What you need to do:
Reproduce the items from the start through the line with "query-processor-label: Query Processor", substituting "enclosing rectangle" for "bounding box" and leaving everything else as it stands.

Material provided:
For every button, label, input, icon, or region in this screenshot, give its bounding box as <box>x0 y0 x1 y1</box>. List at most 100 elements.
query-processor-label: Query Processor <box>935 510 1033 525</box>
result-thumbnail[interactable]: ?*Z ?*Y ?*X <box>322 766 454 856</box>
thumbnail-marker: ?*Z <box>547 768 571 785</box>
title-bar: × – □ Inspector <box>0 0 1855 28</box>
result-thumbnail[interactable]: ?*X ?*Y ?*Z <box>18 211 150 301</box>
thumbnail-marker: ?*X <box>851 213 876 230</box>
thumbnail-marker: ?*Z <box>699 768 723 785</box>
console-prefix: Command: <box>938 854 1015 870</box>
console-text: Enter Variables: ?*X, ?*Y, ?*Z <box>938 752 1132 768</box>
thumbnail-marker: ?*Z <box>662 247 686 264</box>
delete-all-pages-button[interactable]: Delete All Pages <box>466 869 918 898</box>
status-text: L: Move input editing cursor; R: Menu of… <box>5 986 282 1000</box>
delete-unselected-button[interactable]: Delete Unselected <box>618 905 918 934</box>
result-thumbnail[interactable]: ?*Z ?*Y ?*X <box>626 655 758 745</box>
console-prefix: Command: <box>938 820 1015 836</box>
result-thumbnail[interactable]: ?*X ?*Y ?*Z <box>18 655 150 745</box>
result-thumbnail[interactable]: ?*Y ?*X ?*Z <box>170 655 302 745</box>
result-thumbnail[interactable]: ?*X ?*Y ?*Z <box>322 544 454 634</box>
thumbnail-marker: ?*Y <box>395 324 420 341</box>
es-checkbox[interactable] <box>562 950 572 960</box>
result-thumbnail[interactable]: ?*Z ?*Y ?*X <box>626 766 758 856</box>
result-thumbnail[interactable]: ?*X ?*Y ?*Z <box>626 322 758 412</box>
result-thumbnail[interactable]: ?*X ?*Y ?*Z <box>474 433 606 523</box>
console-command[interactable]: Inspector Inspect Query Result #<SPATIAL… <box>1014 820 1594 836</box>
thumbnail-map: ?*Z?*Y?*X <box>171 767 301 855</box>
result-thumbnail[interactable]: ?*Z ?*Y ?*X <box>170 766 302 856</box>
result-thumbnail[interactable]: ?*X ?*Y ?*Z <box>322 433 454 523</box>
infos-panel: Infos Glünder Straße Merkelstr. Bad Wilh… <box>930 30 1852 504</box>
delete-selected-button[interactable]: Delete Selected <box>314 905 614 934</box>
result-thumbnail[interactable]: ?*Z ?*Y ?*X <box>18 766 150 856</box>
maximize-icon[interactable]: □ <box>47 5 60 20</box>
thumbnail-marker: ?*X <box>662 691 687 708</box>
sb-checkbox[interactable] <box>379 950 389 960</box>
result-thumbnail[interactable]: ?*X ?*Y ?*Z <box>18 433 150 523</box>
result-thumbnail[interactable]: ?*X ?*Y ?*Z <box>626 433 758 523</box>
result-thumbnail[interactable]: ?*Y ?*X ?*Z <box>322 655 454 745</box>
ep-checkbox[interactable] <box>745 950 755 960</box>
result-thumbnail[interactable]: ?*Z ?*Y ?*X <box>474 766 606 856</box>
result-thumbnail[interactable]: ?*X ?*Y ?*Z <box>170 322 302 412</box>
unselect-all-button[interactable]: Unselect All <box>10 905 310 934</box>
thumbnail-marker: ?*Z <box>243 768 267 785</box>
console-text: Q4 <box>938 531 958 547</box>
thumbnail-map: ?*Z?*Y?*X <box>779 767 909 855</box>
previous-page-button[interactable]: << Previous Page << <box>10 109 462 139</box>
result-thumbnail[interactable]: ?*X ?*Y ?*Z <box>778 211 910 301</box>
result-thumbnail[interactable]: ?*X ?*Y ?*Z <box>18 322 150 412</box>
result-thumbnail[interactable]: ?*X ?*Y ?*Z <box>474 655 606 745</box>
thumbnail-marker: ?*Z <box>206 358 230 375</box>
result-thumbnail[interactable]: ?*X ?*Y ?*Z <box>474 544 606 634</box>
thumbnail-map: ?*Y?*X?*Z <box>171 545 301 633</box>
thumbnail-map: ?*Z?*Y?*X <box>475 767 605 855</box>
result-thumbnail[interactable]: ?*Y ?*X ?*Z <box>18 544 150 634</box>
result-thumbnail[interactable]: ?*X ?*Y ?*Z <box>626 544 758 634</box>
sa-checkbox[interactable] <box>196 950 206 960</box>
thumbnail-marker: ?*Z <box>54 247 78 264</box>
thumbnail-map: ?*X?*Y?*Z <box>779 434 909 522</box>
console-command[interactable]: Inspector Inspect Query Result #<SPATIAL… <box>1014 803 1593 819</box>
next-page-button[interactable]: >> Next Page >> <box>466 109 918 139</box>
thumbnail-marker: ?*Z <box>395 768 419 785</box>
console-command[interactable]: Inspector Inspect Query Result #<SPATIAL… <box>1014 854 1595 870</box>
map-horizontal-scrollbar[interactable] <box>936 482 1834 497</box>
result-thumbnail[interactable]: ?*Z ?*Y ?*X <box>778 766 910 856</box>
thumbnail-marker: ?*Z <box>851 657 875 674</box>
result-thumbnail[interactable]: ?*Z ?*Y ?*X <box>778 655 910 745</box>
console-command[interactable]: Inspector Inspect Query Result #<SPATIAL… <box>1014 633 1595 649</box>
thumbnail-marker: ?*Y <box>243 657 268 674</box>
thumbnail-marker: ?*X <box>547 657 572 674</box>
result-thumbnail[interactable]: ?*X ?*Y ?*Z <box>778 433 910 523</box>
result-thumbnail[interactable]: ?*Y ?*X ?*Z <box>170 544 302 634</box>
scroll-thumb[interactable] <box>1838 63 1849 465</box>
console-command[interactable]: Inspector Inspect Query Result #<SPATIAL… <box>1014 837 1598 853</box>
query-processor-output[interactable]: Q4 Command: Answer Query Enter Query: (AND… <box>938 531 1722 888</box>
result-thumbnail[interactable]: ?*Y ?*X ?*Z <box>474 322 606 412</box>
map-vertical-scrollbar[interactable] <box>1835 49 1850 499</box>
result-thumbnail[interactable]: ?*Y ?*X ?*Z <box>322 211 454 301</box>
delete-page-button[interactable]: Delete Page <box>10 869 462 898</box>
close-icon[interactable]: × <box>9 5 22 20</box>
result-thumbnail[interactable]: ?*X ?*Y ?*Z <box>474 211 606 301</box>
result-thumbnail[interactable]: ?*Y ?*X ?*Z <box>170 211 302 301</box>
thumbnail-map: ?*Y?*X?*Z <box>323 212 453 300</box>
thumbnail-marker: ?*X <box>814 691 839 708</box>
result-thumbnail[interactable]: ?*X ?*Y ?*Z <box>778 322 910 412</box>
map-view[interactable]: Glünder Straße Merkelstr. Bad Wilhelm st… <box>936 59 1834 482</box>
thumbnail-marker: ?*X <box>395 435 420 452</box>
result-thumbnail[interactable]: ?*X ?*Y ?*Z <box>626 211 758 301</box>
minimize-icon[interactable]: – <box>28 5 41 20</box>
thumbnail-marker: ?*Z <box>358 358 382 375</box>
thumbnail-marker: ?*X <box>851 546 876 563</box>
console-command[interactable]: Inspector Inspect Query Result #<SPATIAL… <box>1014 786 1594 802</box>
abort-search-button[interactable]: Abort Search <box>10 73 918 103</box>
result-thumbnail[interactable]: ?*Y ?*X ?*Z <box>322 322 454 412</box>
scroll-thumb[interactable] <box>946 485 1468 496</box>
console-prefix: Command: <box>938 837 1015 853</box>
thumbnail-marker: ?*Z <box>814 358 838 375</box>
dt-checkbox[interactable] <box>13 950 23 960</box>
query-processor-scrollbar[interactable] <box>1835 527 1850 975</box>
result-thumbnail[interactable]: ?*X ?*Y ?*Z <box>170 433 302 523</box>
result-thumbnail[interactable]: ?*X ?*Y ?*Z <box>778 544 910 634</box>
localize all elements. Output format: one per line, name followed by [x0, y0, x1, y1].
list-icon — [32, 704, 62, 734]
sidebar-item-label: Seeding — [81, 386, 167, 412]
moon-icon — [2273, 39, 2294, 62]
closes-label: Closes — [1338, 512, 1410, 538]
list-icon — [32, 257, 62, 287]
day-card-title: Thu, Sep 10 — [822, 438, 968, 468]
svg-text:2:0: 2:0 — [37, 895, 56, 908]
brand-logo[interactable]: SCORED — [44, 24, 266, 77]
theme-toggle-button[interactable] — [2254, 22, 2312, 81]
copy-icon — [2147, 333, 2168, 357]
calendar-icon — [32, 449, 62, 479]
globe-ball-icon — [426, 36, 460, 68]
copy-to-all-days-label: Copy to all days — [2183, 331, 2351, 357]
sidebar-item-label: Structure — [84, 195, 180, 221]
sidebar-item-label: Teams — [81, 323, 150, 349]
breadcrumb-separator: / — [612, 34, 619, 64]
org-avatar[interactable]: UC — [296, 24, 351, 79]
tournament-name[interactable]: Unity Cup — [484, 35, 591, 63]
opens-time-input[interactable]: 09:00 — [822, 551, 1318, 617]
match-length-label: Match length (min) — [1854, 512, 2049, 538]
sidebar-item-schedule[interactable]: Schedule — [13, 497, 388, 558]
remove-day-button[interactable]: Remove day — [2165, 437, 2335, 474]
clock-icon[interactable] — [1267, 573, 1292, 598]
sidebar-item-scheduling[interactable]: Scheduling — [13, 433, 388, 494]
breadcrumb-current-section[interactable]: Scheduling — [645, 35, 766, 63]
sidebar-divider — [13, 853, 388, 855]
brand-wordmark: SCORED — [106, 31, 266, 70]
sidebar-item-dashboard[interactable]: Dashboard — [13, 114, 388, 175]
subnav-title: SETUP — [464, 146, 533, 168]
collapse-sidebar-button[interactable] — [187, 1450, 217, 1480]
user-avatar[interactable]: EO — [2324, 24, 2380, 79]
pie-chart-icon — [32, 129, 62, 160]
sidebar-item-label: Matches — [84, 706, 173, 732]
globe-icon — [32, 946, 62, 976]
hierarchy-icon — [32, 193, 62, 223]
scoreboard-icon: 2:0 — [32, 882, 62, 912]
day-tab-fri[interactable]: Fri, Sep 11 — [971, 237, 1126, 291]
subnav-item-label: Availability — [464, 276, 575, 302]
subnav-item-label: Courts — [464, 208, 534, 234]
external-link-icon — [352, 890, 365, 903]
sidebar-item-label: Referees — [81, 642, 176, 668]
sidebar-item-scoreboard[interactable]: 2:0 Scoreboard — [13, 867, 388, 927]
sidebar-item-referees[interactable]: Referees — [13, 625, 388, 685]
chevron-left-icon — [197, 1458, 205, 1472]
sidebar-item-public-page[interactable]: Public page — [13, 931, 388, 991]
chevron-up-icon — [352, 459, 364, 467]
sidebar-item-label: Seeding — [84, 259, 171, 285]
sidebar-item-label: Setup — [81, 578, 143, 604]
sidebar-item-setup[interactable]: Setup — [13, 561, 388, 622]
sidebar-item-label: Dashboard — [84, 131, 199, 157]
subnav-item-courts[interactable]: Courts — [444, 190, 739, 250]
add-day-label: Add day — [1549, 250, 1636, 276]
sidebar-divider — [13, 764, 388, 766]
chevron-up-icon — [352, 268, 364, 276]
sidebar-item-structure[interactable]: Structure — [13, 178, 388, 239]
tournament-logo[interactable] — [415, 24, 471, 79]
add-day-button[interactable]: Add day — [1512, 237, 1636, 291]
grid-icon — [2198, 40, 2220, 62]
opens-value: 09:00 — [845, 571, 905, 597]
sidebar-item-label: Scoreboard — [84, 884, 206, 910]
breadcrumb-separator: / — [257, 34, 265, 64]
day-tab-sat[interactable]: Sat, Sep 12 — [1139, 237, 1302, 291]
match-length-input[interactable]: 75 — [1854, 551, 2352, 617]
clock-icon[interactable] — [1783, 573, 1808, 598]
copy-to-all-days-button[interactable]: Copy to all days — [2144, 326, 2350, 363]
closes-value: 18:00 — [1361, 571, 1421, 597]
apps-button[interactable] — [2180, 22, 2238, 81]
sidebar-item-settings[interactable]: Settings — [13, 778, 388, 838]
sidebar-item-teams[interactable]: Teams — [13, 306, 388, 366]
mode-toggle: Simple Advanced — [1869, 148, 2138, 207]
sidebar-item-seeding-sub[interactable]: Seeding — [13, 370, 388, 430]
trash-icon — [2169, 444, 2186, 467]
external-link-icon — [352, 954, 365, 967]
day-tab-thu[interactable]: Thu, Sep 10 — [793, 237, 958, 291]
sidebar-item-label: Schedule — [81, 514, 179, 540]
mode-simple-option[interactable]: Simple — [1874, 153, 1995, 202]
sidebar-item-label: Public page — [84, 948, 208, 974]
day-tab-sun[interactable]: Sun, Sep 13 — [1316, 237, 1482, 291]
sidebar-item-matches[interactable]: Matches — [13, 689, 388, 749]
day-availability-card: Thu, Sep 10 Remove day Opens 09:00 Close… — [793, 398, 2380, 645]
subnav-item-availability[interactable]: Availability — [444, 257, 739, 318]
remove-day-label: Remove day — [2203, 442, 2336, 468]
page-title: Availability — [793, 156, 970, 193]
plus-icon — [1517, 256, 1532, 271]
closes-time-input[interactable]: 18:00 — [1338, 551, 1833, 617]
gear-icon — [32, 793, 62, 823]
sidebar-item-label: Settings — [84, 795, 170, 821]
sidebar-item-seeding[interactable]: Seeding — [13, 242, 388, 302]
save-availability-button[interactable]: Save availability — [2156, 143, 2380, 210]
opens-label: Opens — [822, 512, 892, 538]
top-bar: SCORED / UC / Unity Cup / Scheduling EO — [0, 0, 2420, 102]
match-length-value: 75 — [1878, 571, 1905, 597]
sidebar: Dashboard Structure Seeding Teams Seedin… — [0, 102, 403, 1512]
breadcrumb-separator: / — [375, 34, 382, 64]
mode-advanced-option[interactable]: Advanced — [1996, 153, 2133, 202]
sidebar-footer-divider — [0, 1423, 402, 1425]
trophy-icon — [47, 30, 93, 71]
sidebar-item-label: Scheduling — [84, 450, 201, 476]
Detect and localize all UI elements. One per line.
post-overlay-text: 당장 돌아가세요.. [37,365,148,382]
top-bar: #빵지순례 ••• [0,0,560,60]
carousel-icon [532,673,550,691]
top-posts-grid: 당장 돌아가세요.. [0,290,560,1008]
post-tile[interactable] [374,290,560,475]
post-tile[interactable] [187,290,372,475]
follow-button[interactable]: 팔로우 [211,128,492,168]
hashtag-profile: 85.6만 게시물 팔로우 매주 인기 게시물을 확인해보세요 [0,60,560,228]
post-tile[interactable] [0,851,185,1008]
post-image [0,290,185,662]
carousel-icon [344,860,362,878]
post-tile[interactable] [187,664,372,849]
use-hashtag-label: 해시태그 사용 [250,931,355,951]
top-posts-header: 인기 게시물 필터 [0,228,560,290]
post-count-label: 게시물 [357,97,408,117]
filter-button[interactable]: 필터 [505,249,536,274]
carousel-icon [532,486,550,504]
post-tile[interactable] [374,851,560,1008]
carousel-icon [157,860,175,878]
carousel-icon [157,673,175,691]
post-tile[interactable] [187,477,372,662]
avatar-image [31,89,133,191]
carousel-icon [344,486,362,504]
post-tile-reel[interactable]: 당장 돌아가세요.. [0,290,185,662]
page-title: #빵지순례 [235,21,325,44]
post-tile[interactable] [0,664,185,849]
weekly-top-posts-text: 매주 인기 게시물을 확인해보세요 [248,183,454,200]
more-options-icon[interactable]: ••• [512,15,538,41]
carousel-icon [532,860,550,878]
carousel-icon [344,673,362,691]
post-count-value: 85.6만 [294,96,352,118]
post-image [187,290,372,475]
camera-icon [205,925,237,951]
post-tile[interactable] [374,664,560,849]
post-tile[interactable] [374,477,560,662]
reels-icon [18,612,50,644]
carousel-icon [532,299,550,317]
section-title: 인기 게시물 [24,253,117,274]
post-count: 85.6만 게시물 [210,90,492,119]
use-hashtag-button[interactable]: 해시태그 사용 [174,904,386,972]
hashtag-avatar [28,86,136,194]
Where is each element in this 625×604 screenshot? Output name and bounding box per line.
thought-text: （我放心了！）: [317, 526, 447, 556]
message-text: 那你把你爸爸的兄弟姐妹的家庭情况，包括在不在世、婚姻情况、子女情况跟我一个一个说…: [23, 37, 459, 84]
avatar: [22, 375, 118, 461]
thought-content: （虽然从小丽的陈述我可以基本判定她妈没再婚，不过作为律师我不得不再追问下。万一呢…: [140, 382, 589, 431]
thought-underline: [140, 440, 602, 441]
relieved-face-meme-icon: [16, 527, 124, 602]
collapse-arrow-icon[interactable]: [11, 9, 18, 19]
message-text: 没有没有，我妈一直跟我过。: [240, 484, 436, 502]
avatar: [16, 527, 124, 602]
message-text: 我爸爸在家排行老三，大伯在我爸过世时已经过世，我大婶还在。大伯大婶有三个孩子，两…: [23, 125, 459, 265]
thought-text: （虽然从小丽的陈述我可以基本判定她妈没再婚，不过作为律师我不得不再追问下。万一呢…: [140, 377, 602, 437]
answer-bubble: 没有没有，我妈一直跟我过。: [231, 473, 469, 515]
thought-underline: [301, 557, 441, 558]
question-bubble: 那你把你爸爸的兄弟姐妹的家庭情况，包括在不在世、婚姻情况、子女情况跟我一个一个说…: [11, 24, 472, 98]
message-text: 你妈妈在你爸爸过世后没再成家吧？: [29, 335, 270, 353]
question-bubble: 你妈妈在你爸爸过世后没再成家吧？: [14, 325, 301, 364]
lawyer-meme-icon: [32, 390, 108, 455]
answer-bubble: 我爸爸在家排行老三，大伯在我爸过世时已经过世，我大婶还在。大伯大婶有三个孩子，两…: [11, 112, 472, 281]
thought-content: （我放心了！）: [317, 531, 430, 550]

Full solution:
For every button, label, input, icon, or region in this screenshot, give its enclosing rectangle as <box>x0 y0 x1 y1</box>. List at most 100 elements.
query-processor-label: Query Processor <box>935 510 1033 525</box>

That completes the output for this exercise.